— begin Material provided —

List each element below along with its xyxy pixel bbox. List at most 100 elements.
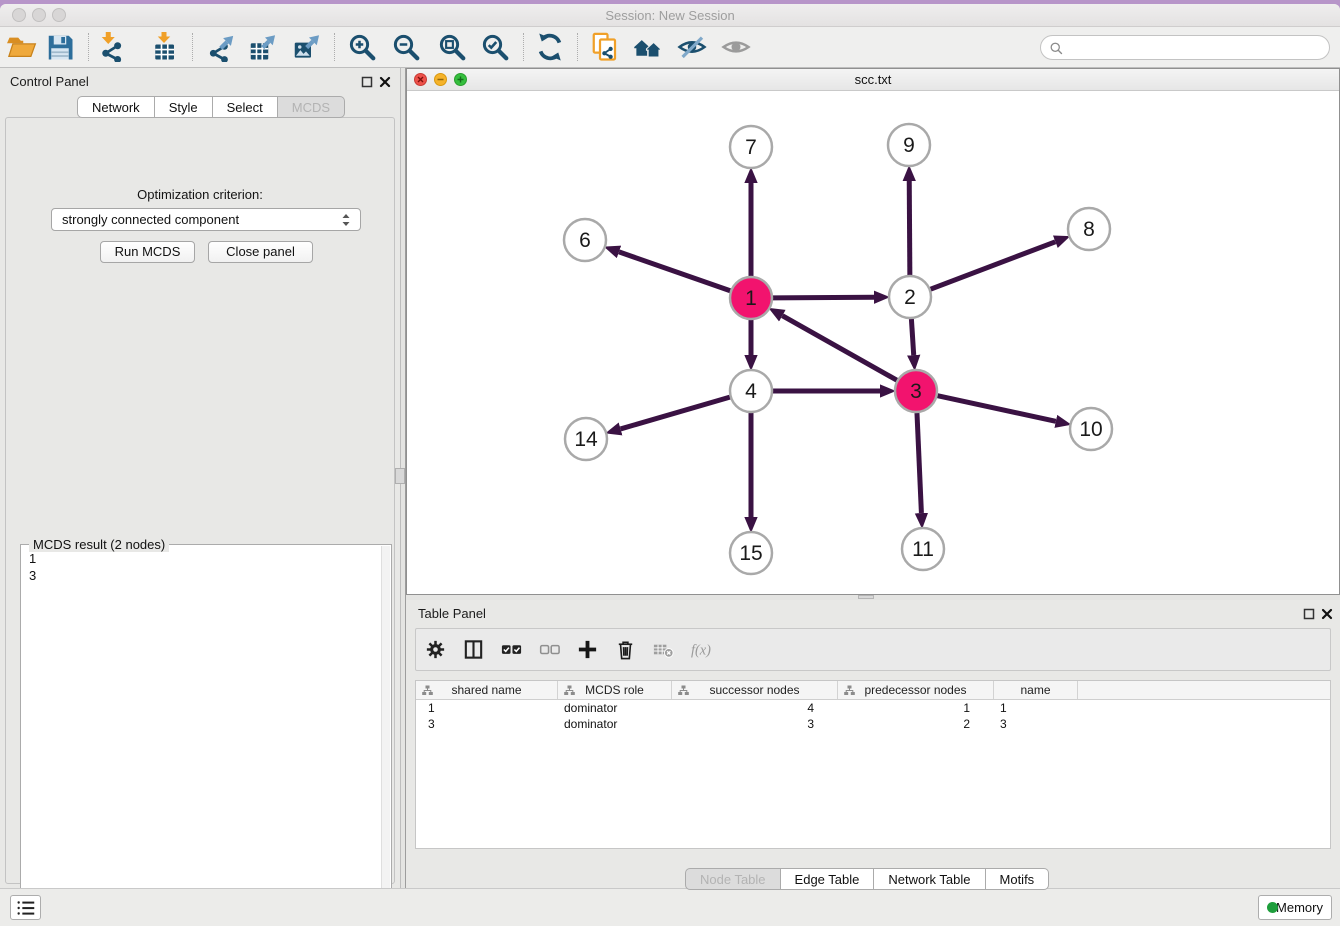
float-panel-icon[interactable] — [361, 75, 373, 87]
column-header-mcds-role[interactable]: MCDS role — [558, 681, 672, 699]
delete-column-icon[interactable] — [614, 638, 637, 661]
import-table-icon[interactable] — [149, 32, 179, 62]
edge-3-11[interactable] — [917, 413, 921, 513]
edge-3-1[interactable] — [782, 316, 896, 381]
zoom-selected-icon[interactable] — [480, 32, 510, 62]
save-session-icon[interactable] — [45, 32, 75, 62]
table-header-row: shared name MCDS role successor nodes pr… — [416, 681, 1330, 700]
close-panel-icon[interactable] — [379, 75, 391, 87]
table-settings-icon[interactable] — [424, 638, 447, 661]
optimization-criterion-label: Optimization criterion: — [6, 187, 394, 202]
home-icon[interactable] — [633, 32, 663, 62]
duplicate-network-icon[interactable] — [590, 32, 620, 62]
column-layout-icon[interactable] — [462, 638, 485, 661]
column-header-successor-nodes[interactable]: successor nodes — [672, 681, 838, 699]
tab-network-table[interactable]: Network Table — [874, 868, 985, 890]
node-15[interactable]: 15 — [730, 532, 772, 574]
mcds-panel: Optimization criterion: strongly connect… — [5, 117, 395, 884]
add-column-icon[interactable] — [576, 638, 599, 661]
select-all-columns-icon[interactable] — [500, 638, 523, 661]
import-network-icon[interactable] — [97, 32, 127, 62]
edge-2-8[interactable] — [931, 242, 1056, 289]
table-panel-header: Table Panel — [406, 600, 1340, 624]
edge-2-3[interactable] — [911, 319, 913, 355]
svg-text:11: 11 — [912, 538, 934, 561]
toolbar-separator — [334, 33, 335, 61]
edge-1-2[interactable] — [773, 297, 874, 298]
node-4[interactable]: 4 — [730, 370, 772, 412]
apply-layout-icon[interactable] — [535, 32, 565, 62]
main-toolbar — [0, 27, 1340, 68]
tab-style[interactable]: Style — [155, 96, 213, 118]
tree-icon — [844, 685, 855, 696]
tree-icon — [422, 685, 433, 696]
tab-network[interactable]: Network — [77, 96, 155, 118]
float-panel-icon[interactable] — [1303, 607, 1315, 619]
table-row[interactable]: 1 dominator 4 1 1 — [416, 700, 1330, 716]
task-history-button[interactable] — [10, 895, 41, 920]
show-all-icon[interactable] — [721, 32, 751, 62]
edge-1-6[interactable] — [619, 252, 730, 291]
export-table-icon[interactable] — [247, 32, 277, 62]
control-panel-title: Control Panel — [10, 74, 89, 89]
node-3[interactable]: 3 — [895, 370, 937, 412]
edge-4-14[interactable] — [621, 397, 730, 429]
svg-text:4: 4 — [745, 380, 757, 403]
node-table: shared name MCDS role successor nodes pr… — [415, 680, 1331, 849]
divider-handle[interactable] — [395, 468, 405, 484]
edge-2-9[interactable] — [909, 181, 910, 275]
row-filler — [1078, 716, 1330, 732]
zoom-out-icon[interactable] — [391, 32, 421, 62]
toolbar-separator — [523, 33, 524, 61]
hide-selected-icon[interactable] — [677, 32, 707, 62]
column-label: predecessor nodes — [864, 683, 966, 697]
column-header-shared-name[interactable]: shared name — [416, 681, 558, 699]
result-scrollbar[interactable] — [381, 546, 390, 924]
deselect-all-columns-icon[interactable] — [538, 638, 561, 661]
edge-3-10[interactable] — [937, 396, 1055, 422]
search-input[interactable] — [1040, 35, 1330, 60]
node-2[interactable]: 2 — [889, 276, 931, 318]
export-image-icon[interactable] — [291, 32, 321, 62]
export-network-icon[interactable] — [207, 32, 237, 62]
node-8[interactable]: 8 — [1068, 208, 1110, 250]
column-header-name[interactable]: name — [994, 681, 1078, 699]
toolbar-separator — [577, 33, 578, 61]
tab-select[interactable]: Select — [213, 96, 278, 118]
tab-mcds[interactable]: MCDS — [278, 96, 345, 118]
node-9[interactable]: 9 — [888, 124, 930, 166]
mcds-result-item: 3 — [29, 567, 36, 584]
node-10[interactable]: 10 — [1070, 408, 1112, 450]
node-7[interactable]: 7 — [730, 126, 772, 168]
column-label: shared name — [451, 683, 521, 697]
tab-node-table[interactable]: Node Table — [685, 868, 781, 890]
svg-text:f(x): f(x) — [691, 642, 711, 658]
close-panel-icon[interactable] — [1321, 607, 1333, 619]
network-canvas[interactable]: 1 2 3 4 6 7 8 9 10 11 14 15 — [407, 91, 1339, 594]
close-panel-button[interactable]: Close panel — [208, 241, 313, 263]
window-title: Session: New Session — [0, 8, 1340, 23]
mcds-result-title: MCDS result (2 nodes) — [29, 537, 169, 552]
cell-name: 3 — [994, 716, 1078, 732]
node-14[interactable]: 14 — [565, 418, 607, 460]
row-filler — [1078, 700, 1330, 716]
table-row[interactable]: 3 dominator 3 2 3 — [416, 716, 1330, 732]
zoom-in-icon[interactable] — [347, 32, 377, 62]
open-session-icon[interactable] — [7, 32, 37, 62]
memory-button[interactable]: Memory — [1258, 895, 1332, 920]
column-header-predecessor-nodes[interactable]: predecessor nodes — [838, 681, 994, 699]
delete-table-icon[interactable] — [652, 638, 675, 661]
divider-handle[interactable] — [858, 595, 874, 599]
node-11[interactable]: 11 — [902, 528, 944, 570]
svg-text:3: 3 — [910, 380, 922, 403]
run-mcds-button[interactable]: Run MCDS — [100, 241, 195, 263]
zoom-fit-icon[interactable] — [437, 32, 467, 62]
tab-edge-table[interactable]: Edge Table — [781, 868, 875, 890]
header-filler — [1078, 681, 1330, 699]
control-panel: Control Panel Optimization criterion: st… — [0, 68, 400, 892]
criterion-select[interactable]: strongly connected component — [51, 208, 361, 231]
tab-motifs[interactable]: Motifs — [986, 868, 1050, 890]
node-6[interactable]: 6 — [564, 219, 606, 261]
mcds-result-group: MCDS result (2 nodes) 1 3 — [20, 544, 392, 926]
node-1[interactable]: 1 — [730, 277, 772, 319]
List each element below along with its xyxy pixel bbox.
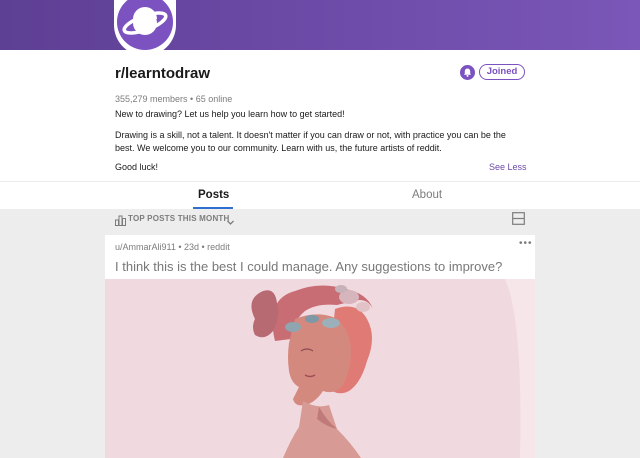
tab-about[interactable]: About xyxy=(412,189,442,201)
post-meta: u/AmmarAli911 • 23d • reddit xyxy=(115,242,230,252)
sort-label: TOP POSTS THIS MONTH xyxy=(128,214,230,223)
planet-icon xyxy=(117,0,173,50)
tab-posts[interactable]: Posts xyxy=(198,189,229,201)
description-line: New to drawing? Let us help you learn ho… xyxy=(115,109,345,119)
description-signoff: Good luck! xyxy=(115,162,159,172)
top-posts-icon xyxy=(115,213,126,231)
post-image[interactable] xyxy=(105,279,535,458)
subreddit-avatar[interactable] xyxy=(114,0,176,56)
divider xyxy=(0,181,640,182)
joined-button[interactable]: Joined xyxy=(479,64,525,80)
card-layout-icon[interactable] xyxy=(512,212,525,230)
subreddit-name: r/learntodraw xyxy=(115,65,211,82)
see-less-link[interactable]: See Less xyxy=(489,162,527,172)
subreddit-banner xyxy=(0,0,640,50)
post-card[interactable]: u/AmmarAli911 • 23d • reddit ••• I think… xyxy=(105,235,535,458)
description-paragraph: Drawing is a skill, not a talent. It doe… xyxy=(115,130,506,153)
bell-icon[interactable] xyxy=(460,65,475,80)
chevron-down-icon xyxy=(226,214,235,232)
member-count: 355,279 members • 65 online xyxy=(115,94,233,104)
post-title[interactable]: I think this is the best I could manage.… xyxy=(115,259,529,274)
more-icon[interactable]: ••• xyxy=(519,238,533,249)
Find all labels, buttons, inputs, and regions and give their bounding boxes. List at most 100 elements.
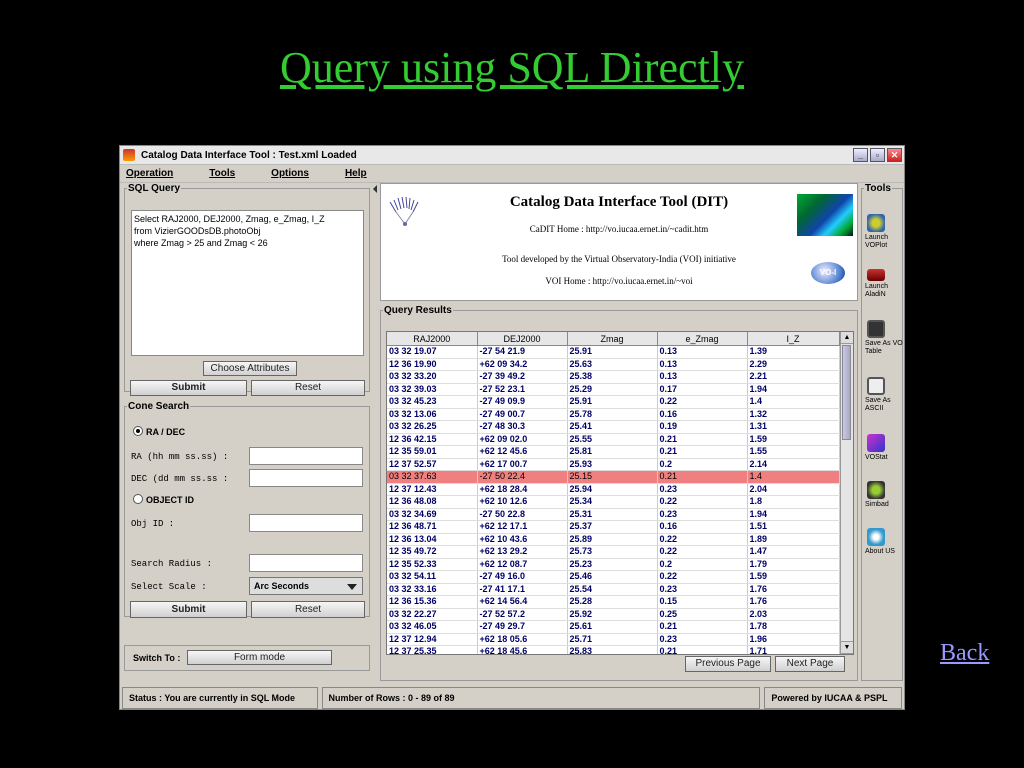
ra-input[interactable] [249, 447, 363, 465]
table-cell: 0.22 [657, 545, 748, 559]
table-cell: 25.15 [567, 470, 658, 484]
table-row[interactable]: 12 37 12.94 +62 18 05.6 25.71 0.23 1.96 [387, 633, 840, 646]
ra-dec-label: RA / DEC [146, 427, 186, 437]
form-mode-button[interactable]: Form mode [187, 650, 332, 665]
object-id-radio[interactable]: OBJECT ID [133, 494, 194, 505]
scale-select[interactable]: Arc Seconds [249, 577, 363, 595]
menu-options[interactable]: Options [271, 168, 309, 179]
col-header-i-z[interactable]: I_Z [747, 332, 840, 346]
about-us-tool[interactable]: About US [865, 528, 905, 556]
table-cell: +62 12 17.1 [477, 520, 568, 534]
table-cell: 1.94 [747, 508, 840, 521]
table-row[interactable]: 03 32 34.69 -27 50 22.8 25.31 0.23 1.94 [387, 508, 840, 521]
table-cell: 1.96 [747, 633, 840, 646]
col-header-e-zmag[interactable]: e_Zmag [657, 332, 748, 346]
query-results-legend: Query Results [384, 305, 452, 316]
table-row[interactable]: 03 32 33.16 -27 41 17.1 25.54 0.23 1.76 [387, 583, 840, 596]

— end Material provided —

Task to carry out
Please return the lines of the records exactly as they appear, from the line with "float-panel-icon[interactable] — [361, 75, 373, 87]" to the line with "table-settings-icon[interactable] — [424, 638, 447, 661]", including both of those lines.

Response to this exercise
float-panel-icon[interactable] — [361, 75, 373, 87]
column-header-mcds-role[interactable]: MCDS role — [558, 681, 672, 699]
delete-column-icon[interactable] — [614, 638, 637, 661]
import-table-icon[interactable] — [149, 32, 179, 62]
edge-3-11[interactable] — [917, 413, 921, 513]
edge-3-1[interactable] — [782, 316, 896, 381]
zoom-selected-icon[interactable] — [480, 32, 510, 62]
save-session-icon[interactable] — [45, 32, 75, 62]
table-header-row: shared name MCDS role successor nodes pr… — [416, 681, 1330, 700]
close-panel-icon[interactable] — [379, 75, 391, 87]
table-settings-icon[interactable] — [424, 638, 447, 661]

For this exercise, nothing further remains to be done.